→ What you have to do
Every line below should be copied exactly; drop the pictures.

→ Extracted data entries
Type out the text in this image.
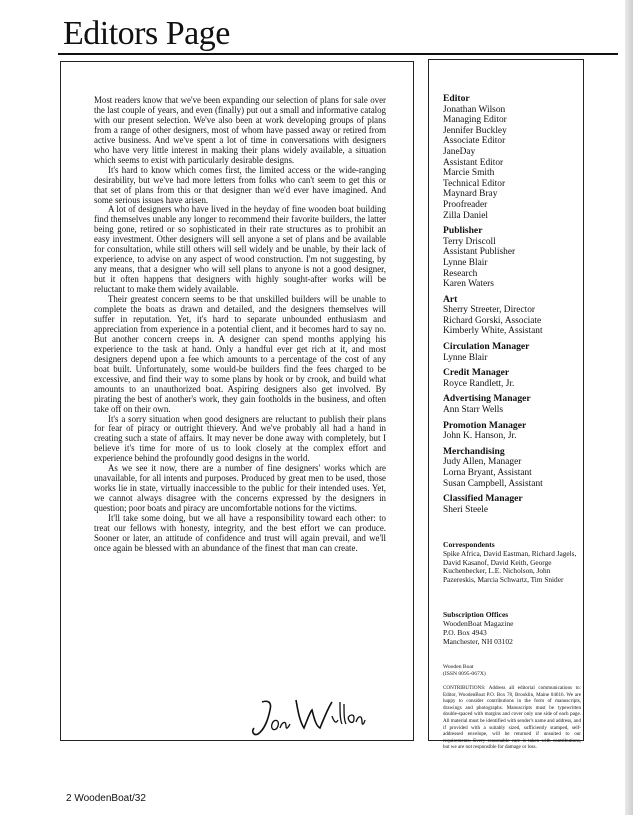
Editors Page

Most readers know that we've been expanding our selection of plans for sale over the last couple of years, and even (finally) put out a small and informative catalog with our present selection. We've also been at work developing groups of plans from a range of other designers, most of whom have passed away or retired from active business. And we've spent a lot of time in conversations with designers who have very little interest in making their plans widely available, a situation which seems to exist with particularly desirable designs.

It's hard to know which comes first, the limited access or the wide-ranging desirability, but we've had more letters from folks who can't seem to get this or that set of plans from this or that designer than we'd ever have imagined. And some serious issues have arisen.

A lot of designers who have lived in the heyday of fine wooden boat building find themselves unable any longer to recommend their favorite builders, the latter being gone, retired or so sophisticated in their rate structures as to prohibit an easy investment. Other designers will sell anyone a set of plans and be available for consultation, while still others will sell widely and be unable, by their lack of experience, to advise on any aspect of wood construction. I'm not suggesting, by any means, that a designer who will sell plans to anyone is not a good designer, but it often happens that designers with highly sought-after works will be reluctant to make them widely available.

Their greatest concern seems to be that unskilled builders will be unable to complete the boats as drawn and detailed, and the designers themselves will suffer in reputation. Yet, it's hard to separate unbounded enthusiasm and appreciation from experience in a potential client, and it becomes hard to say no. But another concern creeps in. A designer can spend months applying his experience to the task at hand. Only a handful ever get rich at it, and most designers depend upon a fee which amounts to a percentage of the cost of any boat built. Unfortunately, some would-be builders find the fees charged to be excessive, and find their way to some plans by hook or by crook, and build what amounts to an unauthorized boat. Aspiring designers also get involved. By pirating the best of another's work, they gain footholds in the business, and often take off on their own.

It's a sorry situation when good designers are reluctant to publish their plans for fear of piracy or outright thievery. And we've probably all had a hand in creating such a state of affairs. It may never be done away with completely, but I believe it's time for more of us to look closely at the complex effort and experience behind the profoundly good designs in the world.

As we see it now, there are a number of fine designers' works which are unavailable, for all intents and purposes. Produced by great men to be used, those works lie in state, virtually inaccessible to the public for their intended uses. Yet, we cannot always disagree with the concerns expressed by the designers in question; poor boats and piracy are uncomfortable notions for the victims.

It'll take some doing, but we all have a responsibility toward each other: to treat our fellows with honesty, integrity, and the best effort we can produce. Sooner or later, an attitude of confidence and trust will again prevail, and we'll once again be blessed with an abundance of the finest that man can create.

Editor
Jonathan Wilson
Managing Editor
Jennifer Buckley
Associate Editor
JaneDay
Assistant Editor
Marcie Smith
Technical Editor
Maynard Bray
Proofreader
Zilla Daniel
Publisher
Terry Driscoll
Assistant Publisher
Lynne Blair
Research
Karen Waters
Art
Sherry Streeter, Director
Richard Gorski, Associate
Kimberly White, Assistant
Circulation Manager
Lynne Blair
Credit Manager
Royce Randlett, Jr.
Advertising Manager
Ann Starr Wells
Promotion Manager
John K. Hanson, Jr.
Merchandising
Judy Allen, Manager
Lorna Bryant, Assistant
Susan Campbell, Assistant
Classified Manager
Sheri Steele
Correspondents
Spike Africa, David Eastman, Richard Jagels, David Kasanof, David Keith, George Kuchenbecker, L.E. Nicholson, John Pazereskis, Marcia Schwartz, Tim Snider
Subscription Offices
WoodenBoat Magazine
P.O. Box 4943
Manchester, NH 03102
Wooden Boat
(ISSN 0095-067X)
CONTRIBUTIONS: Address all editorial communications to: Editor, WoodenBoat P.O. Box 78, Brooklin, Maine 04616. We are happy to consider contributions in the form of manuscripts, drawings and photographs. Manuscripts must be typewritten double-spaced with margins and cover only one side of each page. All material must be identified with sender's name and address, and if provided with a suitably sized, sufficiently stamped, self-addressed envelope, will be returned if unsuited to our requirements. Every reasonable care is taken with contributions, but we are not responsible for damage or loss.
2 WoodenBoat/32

→ Complete response
Type out the text in this image.
Editors Page

Most readers know that we've been expanding our selection of plans for sale over the last couple of years, and even (finally) put out a small and informative catalog with our present selection. We've also been at work developing groups of plans from a range of other designers, most of whom have passed away or retired from active business. And we've spent a lot of time in conversations with designers who have very little interest in making their plans widely available, a situation which seems to exist with particularly desirable designs.

It's hard to know which comes first, the limited access or the wide-ranging desirability, but we've had more letters from folks who can't seem to get this or that set of plans from this or that designer than we'd ever have imagined. And some serious issues have arisen.

A lot of designers who have lived in the heyday of fine wooden boat building find themselves unable any longer to recommend their favorite builders, the latter being gone, retired or so sophisticated in their rate structures as to prohibit an easy investment. Other designers will sell anyone a set of plans and be available for consultation, while still others will sell widely and be unable, by their lack of experience, to advise on any aspect of wood construction. I'm not suggesting, by any means, that a designer who will sell plans to anyone is not a good designer, but it often happens that designers with highly sought-after works will be reluctant to make them widely available.

Their greatest concern seems to be that unskilled builders will be unable to complete the boats as drawn and detailed, and the designers themselves will suffer in reputation. Yet, it's hard to separate unbounded enthusiasm and appreciation from experience in a potential client, and it becomes hard to say no. But another concern creeps in. A designer can spend months applying his experience to the task at hand. Only a handful ever get rich at it, and most designers depend upon a fee which amounts to a percentage of the cost of any boat built. Unfortunately, some would-be builders find the fees charged to be excessive, and find their way to some plans by hook or by crook, and build what amounts to an unauthorized boat. Aspiring designers also get involved. By pirating the best of another's work, they gain footholds in the business, and often take off on their own.

It's a sorry situation when good designers are reluctant to publish their plans for fear of piracy or outright thievery. And we've probably all had a hand in creating such a state of affairs. It may never be done away with completely, but I believe it's time for more of us to look closely at the complex effort and experience behind the profoundly good designs in the world.

As we see it now, there are a number of fine designers' works which are unavailable, for all intents and purposes. Produced by great men to be used, those works lie in state, virtually inaccessible to the public for their intended uses. Yet, we cannot always disagree with the concerns expressed by the designers in question; poor boats and piracy are uncomfortable notions for the victims.

It'll take some doing, but we all have a responsibility toward each other: to treat our fellows with honesty, integrity, and the best effort we can produce. Sooner or later, an attitude of confidence and trust will again prevail, and we'll once again be blessed with an abundance of the finest that man can create.

Editor
Jonathan Wilson
Managing Editor
Jennifer Buckley
Associate Editor
JaneDay
Assistant Editor
Marcie Smith
Technical Editor
Maynard Bray
Proofreader
Zilla Daniel
Publisher
Terry Driscoll
Assistant Publisher
Lynne Blair
Research
Karen Waters
Art
Sherry Streeter, Director
Richard Gorski, Associate
Kimberly White, Assistant
Circulation Manager
Lynne Blair
Credit Manager
Royce Randlett, Jr.
Advertising Manager
Ann Starr Wells
Promotion Manager
John K. Hanson, Jr.
Merchandising
Judy Allen, Manager
Lorna Bryant, Assistant
Susan Campbell, Assistant
Classified Manager
Sheri Steele
Correspondents
Spike Africa, David Eastman, Richard Jagels, David Kasanof, David Keith, George Kuchenbecker, L.E. Nicholson, John Pazereskis, Marcia Schwartz, Tim Snider
Subscription Offices
WoodenBoat Magazine
P.O. Box 4943
Manchester, NH 03102
Wooden Boat
(ISSN 0095-067X)
CONTRIBUTIONS: Address all editorial communications to: Editor, WoodenBoat P.O. Box 78, Brooklin, Maine 04616. We are happy to consider contributions in the form of manuscripts, drawings and photographs. Manuscripts must be typewritten double-spaced with margins and cover only one side of each page. All material must be identified with sender's name and address, and if provided with a suitably sized, sufficiently stamped, self-addressed envelope, will be returned if unsuited to our requirements. Every reasonable care is taken with contributions, but we are not responsible for damage or loss.
2 WoodenBoat/32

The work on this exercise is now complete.